Of the lines in this material, how many contain "screenshot"? Answer with a single number only.

*** RECORDS FOR THE TASK ***

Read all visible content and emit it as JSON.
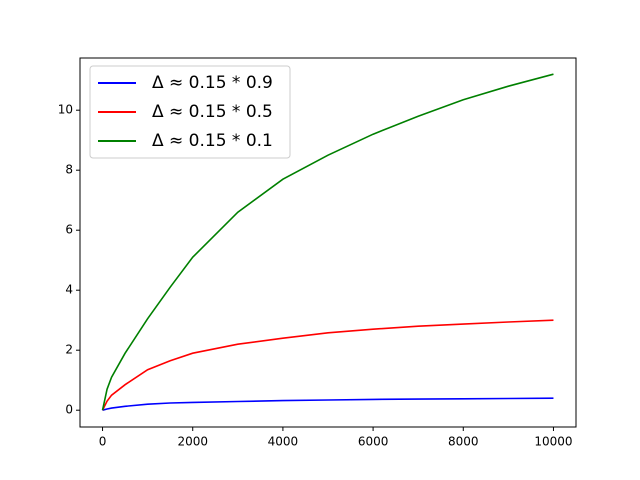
{
  "chart_data": {
    "type": "line",
    "x": [
      0,
      100,
      200,
      500,
      1000,
      1500,
      2000,
      3000,
      4000,
      5000,
      6000,
      7000,
      8000,
      9000,
      10000
    ],
    "series": [
      {
        "name": "Δ ≈ 0.15 * 0.9",
        "color": "#0000ff",
        "values": [
          0,
          0.04,
          0.07,
          0.13,
          0.2,
          0.24,
          0.26,
          0.29,
          0.32,
          0.34,
          0.36,
          0.37,
          0.38,
          0.39,
          0.4
        ]
      },
      {
        "name": "Δ ≈ 0.15 * 0.5",
        "color": "#ff0000",
        "values": [
          0,
          0.3,
          0.5,
          0.85,
          1.35,
          1.65,
          1.9,
          2.2,
          2.4,
          2.58,
          2.7,
          2.8,
          2.87,
          2.94,
          3.0
        ]
      },
      {
        "name": "Δ ≈ 0.15 * 0.1",
        "color": "#008000",
        "values": [
          0,
          0.7,
          1.1,
          1.9,
          3.05,
          4.1,
          5.1,
          6.6,
          7.7,
          8.5,
          9.2,
          9.8,
          10.35,
          10.8,
          11.2
        ]
      }
    ],
    "xlim": [
      -500,
      10500
    ],
    "ylim": [
      -0.56,
      11.74
    ],
    "xticks": [
      0,
      2000,
      4000,
      6000,
      8000,
      10000
    ],
    "yticks": [
      0,
      2,
      4,
      6,
      8,
      10
    ],
    "legend": "upper left",
    "grid": false
  }
}
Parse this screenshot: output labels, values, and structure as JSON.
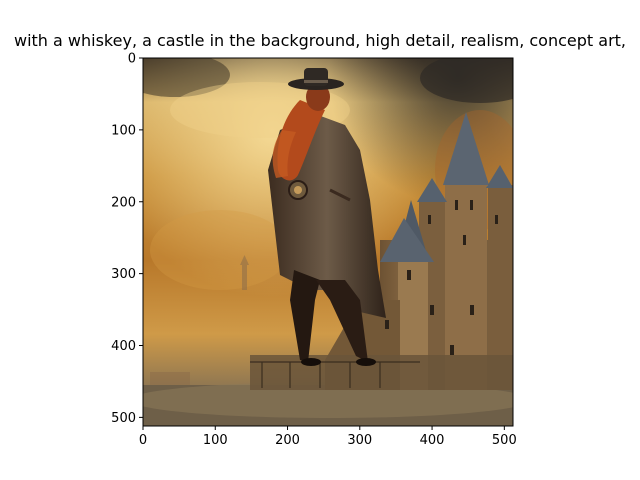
{
  "chart_data": {
    "type": "image",
    "title": "with a whiskey,  a castle in the background, high detail,  realism, concept art,",
    "xlabel": "",
    "ylabel": "",
    "xlim": [
      0,
      512
    ],
    "ylim": [
      512,
      0
    ],
    "x_ticks": [
      0,
      100,
      200,
      300,
      400,
      500
    ],
    "y_ticks": [
      0,
      100,
      200,
      300,
      400,
      500
    ],
    "grid": false,
    "colors": {
      "sky_light": "#f1cf7c",
      "sky_mid": "#c98b2f",
      "sky_dark": "#3b2f22",
      "castle_stone": "#8a6a46",
      "roof": "#56616e",
      "figure": "#2b1d16",
      "coat": "#6a5a4a",
      "hair": "#b34a1c",
      "ground": "#6f6048"
    }
  }
}
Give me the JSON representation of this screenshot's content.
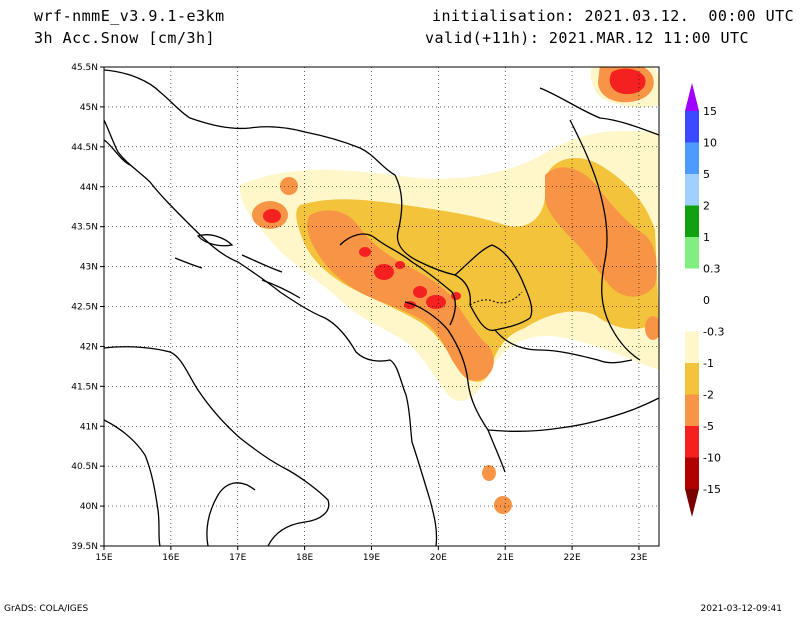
{
  "header": {
    "model": "wrf-nmmE_v3.9.1-e3km",
    "field": "3h Acc.Snow [cm/3h]",
    "init": "initialisation: 2021.03.12.  00:00 UTC",
    "valid": "valid(+11h): 2021.MAR.12 11:00 UTC"
  },
  "footer": {
    "left": "GrADS: COLA/IGES",
    "right": "2021-03-12-09:41"
  },
  "chart_data": {
    "type": "heatmap",
    "title": "3h Acc.Snow [cm/3h]",
    "x_ticks": [
      "15E",
      "16E",
      "17E",
      "18E",
      "19E",
      "20E",
      "21E",
      "22E",
      "23E"
    ],
    "y_ticks": [
      "45.5N",
      "45N",
      "44.5N",
      "44N",
      "43.5N",
      "43N",
      "42.5N",
      "42N",
      "41.5N",
      "41N",
      "40.5N",
      "40N",
      "39.5N"
    ],
    "xlim": [
      15,
      23.3
    ],
    "ylim": [
      39.5,
      45.5
    ],
    "legend_labels": [
      "15",
      "10",
      "5",
      "2",
      "1",
      "0.3",
      "0",
      "-0.3",
      "-1",
      "-2",
      "-5",
      "-10",
      "-15"
    ],
    "legend_colors": [
      "#a000ff",
      "#3a4bff",
      "#4c9bff",
      "#9fd0ff",
      "#10a010",
      "#80ee80",
      "#ffffff",
      "#ffffff",
      "#fff7c9",
      "#f3c33c",
      "#f79445",
      "#f52020",
      "#b00000",
      "#7a0000"
    ],
    "snow_colors": {
      "light": "#fff7c9",
      "moderate": "#f3c33c",
      "heavy": "#f79445",
      "severe": "#f52020"
    }
  }
}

***

_REPLY TO THE EXERCISE_. 2